[Start SOURCE DATA]

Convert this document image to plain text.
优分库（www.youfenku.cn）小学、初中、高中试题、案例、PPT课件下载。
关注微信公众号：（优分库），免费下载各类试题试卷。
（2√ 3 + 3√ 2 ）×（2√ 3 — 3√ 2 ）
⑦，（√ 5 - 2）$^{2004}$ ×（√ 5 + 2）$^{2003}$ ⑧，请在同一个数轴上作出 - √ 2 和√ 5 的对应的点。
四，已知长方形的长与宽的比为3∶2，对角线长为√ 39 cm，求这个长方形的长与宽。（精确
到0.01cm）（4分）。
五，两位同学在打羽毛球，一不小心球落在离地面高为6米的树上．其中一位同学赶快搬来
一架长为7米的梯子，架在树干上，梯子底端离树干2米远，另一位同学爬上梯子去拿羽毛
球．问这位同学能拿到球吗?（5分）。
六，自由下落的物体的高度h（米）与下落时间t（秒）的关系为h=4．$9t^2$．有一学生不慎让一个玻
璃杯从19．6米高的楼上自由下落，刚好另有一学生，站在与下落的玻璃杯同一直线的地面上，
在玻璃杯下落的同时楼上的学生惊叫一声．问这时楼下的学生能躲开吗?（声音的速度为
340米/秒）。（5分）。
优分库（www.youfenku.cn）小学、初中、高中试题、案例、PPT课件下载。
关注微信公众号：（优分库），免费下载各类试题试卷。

[End SOURCE DATA]

YOUR INSTRUCTIONS
Above are some records; repeat all of them exactly.

RESULT FOR THIS TASK
Convert this document image to plain text.
优分库（www.youfenku.cn）小学、初中、高中试题、案例、PPT课件下载。
关注微信公众号：（优分库），免费下载各类试题试卷。
（2√ 3 + 3√ 2 ）×（2√ 3 — 3√ 2 ）
⑦，（√ 5 - 2）$^{2004}$ ×（√ 5 + 2）$^{2003}$ ⑧，请在同一个数轴上作出 - √ 2 和√ 5 的对应的点。
四，已知长方形的长与宽的比为3∶2，对角线长为√ 39 cm，求这个长方形的长与宽。（精确
到0.01cm）（4分）。
五，两位同学在打羽毛球，一不小心球落在离地面高为6米的树上．其中一位同学赶快搬来
一架长为7米的梯子，架在树干上，梯子底端离树干2米远，另一位同学爬上梯子去拿羽毛
球．问这位同学能拿到球吗?（5分）。
六，自由下落的物体的高度h（米）与下落时间t（秒）的关系为h=4．$9t^2$．有一学生不慎让一个玻
璃杯从19．6米高的楼上自由下落，刚好另有一学生，站在与下落的玻璃杯同一直线的地面上，
在玻璃杯下落的同时楼上的学生惊叫一声．问这时楼下的学生能躲开吗?（声音的速度为
340米/秒）。（5分）。
优分库（www.youfenku.cn）小学、初中、高中试题、案例、PPT课件下载。
关注微信公众号：（优分库），免费下载各类试题试卷。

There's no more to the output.